> [Input data]:

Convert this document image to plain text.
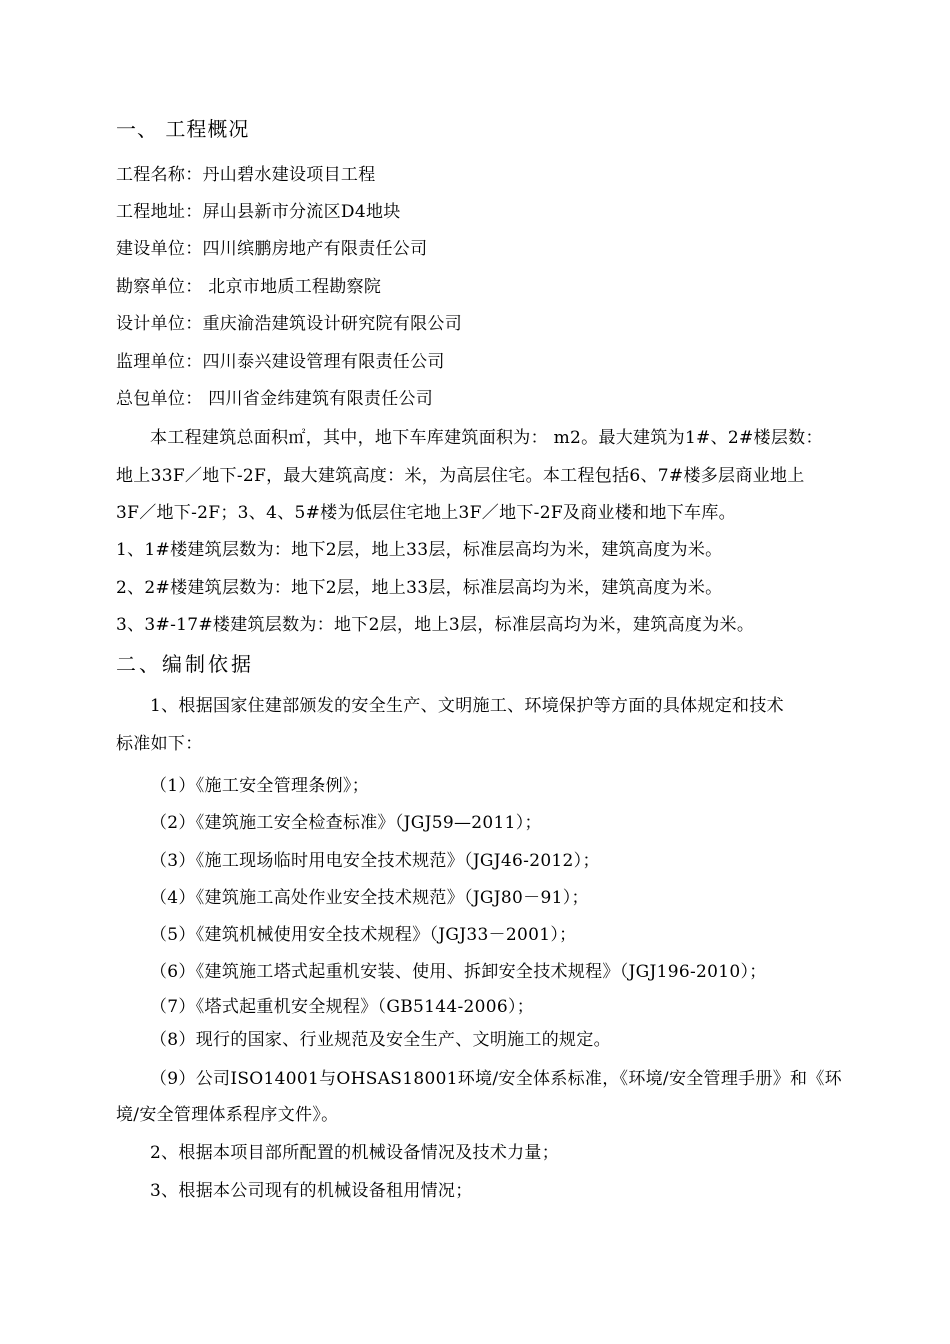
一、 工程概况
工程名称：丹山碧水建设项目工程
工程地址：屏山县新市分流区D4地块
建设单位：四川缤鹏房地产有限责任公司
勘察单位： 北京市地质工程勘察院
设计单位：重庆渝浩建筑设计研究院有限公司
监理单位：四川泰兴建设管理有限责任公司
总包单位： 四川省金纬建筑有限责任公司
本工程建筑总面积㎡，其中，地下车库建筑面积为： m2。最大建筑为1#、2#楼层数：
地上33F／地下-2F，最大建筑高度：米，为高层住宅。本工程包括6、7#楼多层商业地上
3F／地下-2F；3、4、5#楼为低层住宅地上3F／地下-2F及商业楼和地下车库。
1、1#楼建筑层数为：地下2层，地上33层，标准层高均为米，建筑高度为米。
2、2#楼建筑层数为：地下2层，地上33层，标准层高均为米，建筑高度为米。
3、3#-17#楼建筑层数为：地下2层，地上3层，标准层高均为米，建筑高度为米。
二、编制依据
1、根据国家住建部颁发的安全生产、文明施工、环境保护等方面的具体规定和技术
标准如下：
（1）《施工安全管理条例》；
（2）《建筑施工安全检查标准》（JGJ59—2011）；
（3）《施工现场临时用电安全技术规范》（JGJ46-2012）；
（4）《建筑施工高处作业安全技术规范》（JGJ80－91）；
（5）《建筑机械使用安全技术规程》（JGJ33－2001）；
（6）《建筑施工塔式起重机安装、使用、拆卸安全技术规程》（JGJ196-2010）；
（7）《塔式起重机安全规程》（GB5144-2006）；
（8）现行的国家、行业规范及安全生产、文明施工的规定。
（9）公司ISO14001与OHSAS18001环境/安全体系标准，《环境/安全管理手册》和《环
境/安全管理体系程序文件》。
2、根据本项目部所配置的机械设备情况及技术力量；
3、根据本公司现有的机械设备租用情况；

---

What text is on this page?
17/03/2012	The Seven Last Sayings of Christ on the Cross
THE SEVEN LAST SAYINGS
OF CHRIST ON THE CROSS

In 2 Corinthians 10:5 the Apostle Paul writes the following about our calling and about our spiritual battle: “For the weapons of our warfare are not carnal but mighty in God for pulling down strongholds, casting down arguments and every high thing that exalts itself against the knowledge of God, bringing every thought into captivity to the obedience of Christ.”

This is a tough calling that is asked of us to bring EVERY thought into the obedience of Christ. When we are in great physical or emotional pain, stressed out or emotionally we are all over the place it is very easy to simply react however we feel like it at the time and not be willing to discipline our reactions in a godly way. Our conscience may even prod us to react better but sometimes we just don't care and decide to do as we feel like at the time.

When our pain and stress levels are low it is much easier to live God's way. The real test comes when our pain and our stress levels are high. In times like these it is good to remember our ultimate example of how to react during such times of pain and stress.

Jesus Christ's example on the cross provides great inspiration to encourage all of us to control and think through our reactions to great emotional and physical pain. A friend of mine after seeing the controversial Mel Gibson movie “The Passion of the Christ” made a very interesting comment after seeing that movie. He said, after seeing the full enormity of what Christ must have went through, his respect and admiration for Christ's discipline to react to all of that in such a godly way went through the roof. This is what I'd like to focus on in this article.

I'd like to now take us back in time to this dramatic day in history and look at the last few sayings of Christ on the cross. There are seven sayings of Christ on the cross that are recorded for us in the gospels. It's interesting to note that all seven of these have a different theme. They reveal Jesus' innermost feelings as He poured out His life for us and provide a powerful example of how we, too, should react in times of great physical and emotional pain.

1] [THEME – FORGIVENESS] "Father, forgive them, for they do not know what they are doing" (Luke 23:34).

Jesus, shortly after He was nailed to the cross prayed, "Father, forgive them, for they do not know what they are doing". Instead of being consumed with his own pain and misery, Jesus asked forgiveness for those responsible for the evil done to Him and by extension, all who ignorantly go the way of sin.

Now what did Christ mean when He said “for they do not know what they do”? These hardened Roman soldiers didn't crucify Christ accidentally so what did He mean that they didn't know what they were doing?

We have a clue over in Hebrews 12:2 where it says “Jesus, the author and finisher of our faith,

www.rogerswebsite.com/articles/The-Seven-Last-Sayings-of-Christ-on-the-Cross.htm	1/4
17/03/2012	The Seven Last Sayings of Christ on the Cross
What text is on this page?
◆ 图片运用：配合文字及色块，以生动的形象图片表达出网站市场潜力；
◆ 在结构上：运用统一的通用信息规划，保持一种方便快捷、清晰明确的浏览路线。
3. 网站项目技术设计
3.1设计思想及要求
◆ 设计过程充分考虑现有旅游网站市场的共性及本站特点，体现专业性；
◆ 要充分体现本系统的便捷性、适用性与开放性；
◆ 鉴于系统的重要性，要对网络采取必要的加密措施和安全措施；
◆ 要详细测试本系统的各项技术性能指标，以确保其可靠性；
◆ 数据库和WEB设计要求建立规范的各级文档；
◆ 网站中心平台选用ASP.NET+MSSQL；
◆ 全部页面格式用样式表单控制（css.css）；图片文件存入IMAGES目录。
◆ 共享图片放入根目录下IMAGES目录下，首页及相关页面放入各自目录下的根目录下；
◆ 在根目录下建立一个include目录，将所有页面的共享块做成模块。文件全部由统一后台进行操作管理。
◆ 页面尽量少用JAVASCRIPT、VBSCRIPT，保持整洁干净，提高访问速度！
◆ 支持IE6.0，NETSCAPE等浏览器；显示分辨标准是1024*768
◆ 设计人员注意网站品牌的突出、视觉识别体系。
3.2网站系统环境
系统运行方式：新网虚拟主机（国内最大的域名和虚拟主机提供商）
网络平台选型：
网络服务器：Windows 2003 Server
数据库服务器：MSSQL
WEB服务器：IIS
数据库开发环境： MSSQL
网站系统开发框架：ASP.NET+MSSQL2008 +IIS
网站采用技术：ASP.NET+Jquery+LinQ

---

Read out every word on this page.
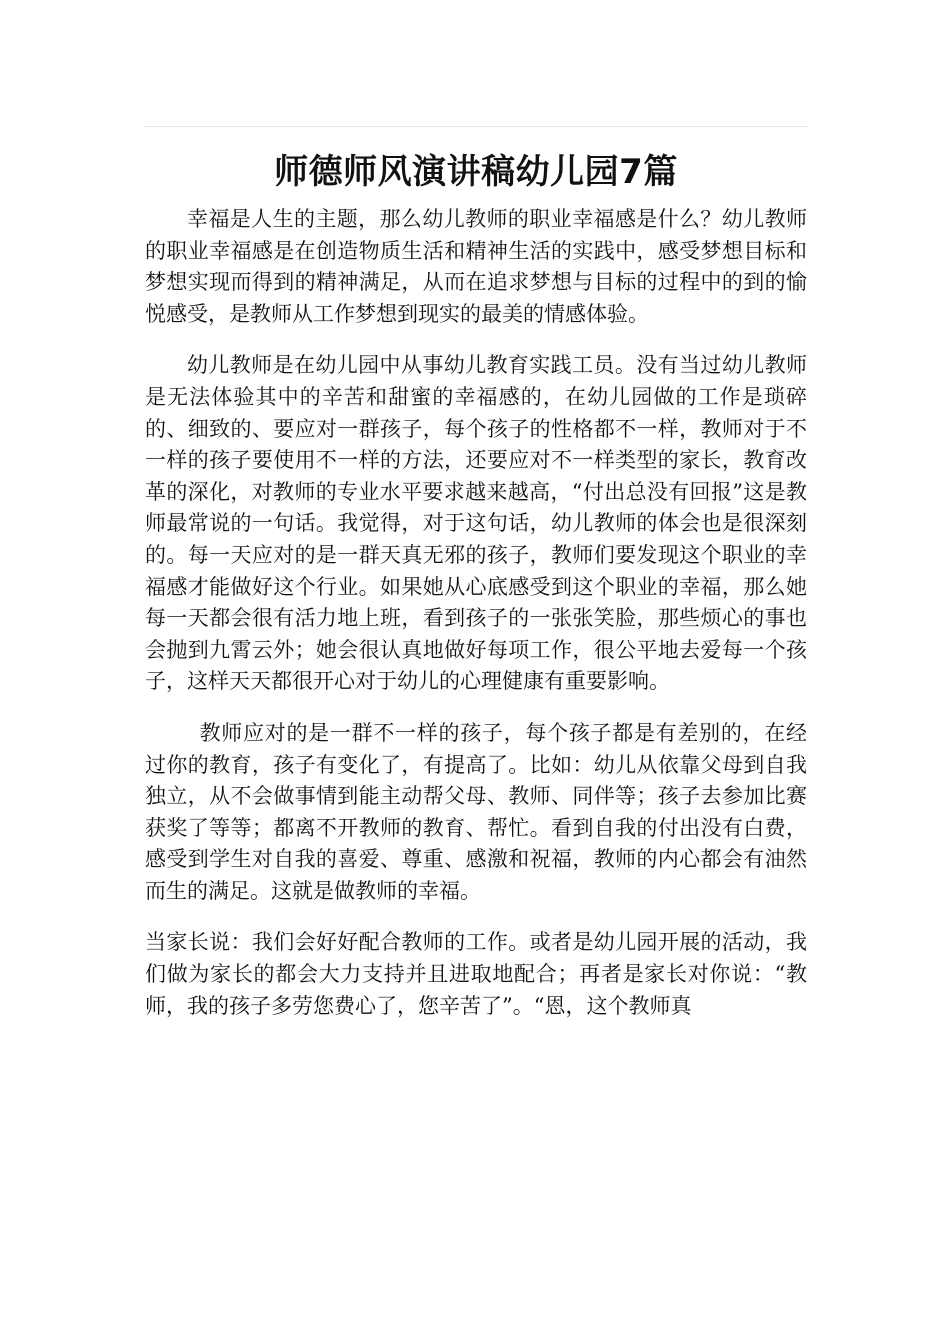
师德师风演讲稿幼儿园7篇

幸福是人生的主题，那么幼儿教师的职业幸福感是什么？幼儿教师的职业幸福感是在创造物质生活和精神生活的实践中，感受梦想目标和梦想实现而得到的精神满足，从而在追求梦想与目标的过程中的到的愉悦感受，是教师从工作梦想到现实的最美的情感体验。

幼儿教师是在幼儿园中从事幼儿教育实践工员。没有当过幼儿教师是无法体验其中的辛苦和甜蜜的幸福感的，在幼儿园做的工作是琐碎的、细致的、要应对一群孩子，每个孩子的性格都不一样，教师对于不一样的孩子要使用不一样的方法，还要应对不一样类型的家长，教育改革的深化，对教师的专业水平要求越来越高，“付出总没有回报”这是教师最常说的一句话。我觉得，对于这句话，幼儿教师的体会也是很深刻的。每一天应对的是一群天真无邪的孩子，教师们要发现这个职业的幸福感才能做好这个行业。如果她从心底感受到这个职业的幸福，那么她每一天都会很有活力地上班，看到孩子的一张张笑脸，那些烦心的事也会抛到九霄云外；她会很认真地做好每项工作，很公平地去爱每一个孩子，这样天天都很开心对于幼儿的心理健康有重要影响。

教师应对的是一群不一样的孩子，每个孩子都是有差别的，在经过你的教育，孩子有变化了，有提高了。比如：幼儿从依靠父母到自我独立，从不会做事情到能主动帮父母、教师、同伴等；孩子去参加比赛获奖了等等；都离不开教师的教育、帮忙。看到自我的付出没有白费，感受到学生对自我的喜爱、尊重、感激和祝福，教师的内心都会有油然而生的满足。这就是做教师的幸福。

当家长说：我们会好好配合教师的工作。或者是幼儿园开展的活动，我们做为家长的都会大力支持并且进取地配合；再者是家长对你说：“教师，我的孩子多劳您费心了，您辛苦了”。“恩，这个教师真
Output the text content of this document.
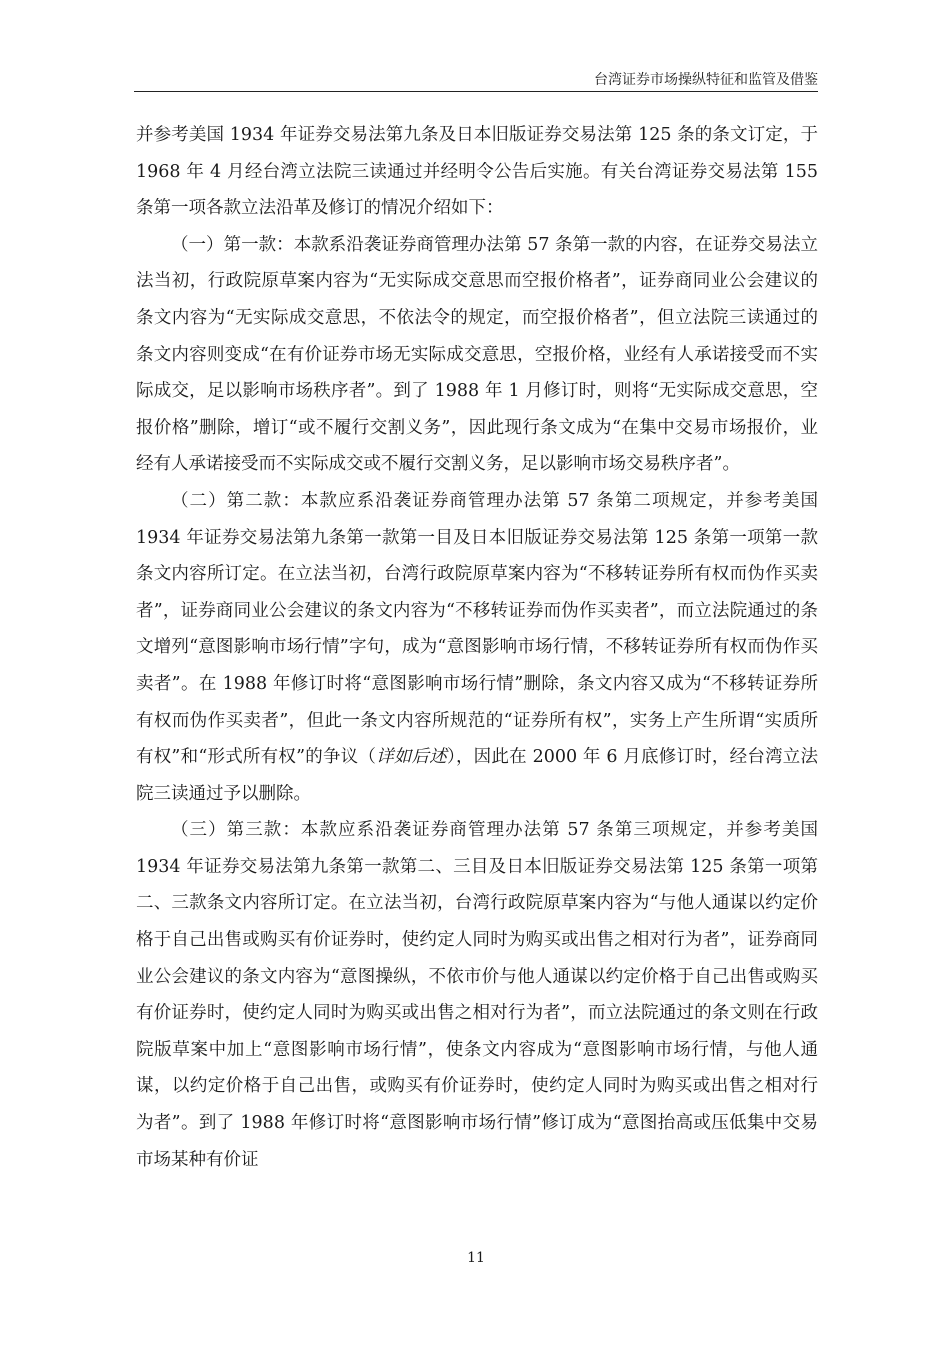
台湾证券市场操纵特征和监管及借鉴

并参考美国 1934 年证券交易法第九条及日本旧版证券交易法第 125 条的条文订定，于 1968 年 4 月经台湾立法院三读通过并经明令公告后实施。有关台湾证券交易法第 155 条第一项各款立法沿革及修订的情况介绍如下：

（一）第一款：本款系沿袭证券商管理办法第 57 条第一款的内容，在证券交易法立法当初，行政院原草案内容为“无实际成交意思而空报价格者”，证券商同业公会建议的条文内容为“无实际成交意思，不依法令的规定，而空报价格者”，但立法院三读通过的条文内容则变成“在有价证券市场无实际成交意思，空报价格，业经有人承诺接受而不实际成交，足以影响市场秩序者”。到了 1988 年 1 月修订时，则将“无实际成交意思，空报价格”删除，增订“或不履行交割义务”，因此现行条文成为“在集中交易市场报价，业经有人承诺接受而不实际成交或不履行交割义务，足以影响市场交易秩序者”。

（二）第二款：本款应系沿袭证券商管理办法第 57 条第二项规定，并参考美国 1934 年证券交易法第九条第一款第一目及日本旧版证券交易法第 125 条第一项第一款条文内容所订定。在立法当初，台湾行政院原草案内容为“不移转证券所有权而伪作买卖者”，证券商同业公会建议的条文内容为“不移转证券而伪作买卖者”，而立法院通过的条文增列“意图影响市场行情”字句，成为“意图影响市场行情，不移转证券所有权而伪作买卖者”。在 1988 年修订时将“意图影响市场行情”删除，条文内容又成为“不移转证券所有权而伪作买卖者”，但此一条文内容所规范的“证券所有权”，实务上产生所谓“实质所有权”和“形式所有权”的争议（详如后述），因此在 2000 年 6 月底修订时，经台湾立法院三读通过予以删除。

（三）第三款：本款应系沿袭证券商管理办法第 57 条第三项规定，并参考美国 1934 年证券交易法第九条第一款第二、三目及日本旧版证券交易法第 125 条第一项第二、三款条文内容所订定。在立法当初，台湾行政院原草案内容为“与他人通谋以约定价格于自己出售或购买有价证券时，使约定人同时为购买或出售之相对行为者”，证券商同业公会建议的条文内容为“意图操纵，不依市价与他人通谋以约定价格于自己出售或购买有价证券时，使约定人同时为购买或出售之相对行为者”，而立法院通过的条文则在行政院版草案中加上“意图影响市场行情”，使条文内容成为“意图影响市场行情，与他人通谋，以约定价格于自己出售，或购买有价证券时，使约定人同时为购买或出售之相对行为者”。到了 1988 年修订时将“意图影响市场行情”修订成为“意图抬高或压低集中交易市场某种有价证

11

> [Stated problem]: From the entries above, extract each line containing "楼建筑层数为".

> [Response to the exercise]:
1、1#楼建筑层数为：地下2层，地上33层，标准层高均为米，建筑高度为米。
2、2#楼建筑层数为：地下2层，地上33层，标准层高均为米，建筑高度为米。
3、3#-17#楼建筑层数为：地下2层，地上3层，标准层高均为米，建筑高度为米。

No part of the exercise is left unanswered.